Given request
Set the following entries down again exactly, line by line.

Listed entries
********************

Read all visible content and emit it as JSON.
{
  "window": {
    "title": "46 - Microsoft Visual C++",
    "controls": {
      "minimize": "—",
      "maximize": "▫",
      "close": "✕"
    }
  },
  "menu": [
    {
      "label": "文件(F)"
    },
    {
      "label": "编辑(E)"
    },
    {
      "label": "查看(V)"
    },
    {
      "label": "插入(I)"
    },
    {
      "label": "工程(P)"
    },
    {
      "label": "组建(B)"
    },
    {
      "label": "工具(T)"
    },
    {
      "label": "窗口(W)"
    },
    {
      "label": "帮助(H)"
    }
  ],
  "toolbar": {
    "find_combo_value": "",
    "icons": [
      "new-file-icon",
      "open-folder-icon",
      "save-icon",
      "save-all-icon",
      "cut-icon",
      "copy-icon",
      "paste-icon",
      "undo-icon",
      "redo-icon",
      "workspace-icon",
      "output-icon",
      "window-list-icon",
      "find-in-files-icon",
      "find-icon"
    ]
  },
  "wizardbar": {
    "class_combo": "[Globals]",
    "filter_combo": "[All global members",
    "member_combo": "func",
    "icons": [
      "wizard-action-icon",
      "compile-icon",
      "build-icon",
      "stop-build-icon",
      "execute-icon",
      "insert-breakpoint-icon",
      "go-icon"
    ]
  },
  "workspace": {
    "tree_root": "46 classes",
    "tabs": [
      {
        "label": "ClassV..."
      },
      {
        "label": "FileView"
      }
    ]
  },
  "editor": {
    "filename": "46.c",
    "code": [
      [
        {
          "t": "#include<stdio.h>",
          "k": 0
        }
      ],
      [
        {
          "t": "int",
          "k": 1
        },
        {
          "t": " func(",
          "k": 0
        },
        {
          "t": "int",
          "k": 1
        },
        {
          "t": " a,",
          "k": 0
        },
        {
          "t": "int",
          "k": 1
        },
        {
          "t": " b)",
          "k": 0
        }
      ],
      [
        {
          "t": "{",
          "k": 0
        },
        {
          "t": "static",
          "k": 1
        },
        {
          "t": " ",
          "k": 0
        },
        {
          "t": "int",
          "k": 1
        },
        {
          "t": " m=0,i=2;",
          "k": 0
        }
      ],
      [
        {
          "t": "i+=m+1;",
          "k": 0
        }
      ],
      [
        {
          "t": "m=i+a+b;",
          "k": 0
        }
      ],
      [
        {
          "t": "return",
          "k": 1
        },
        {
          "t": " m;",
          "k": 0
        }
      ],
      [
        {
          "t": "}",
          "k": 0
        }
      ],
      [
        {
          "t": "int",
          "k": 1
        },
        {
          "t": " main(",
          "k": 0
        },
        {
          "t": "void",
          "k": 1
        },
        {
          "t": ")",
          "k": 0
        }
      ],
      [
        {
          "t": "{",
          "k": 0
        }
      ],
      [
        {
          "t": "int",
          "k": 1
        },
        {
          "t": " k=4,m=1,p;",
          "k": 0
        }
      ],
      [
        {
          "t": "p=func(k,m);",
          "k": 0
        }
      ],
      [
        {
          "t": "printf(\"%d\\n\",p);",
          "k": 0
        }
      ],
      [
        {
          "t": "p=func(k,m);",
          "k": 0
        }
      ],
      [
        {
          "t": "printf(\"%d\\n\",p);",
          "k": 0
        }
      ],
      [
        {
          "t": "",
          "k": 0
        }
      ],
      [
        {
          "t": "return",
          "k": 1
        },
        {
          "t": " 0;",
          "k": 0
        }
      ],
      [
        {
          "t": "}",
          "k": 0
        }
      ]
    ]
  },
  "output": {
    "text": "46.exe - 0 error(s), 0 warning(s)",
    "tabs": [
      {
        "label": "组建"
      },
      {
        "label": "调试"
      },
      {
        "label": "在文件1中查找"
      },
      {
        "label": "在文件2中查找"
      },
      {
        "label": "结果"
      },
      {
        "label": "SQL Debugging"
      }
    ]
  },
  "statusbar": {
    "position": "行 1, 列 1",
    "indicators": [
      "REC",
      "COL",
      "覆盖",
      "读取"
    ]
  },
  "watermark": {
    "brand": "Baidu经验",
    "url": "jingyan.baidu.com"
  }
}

********************

Written response
Read all visible content and emit it as JSON.
{
  "window": {
    "title": "46 - Microsoft Visual C++",
    "controls": {
      "minimize": "—",
      "maximize": "▫",
      "close": "✕"
    }
  },
  "menu": [
    {
      "label": "文件(F)"
    },
    {
      "label": "编辑(E)"
    },
    {
      "label": "查看(V)"
    },
    {
      "label": "插入(I)"
    },
    {
      "label": "工程(P)"
    },
    {
      "label": "组建(B)"
    },
    {
      "label": "工具(T)"
    },
    {
      "label": "窗口(W)"
    },
    {
      "label": "帮助(H)"
    }
  ],
  "toolbar": {
    "find_combo_value": "",
    "icons": [
      "new-file-icon",
      "open-folder-icon",
      "save-icon",
      "save-all-icon",
      "cut-icon",
      "copy-icon",
      "paste-icon",
      "undo-icon",
      "redo-icon",
      "workspace-icon",
      "output-icon",
      "window-list-icon",
      "find-in-files-icon",
      "find-icon"
    ]
  },
  "wizardbar": {
    "class_combo": "[Globals]",
    "filter_combo": "[All global members",
    "member_combo": "func",
    "icons": [
      "wizard-action-icon",
      "compile-icon",
      "build-icon",
      "stop-build-icon",
      "execute-icon",
      "insert-breakpoint-icon",
      "go-icon"
    ]
  },
  "workspace": {
    "tree_root": "46 classes",
    "tabs": [
      {
        "label": "ClassV..."
      },
      {
        "label": "FileView"
      }
    ]
  },
  "editor": {
    "filename": "46.c",
    "code": [
      [
        {
          "t": "#include<stdio.h>",
          "k": 0
        }
      ],
      [
        {
          "t": "int",
          "k": 1
        },
        {
          "t": " func(",
          "k": 0
        },
        {
          "t": "int",
          "k": 1
        },
        {
          "t": " a,",
          "k": 0
        },
        {
          "t": "int",
          "k": 1
        },
        {
          "t": " b)",
          "k": 0
        }
      ],
      [
        {
          "t": "{",
          "k": 0
        },
        {
          "t": "static",
          "k": 1
        },
        {
          "t": " ",
          "k": 0
        },
        {
          "t": "int",
          "k": 1
        },
        {
          "t": " m=0,i=2;",
          "k": 0
        }
      ],
      [
        {
          "t": "i+=m+1;",
          "k": 0
        }
      ],
      [
        {
          "t": "m=i+a+b;",
          "k": 0
        }
      ],
      [
        {
          "t": "return",
          "k": 1
        },
        {
          "t": " m;",
          "k": 0
        }
      ],
      [
        {
          "t": "}",
          "k": 0
        }
      ],
      [
        {
          "t": "int",
          "k": 1
        },
        {
          "t": " main(",
          "k": 0
        },
        {
          "t": "void",
          "k": 1
        },
        {
          "t": ")",
          "k": 0
        }
      ],
      [
        {
          "t": "{",
          "k": 0
        }
      ],
      [
        {
          "t": "int",
          "k": 1
        },
        {
          "t": " k=4,m=1,p;",
          "k": 0
        }
      ],
      [
        {
          "t": "p=func(k,m);",
          "k": 0
        }
      ],
      [
        {
          "t": "printf(\"%d\\n\",p);",
          "k": 0
        }
      ],
      [
        {
          "t": "p=func(k,m);",
          "k": 0
        }
      ],
      [
        {
          "t": "printf(\"%d\\n\",p);",
          "k": 0
        }
      ],
      [
        {
          "t": "",
          "k": 0
        }
      ],
      [
        {
          "t": "return",
          "k": 1
        },
        {
          "t": " 0;",
          "k": 0
        }
      ],
      [
        {
          "t": "}",
          "k": 0
        }
      ]
    ]
  },
  "output": {
    "text": "46.exe - 0 error(s), 0 warning(s)",
    "tabs": [
      {
        "label": "组建"
      },
      {
        "label": "调试"
      },
      {
        "label": "在文件1中查找"
      },
      {
        "label": "在文件2中查找"
      },
      {
        "label": "结果"
      },
      {
        "label": "SQL Debugging"
      }
    ]
  },
  "statusbar": {
    "position": "行 1, 列 1",
    "indicators": [
      "REC",
      "COL",
      "覆盖",
      "读取"
    ]
  },
  "watermark": {
    "brand": "Baidu经验",
    "url": "jingyan.baidu.com"
  }
}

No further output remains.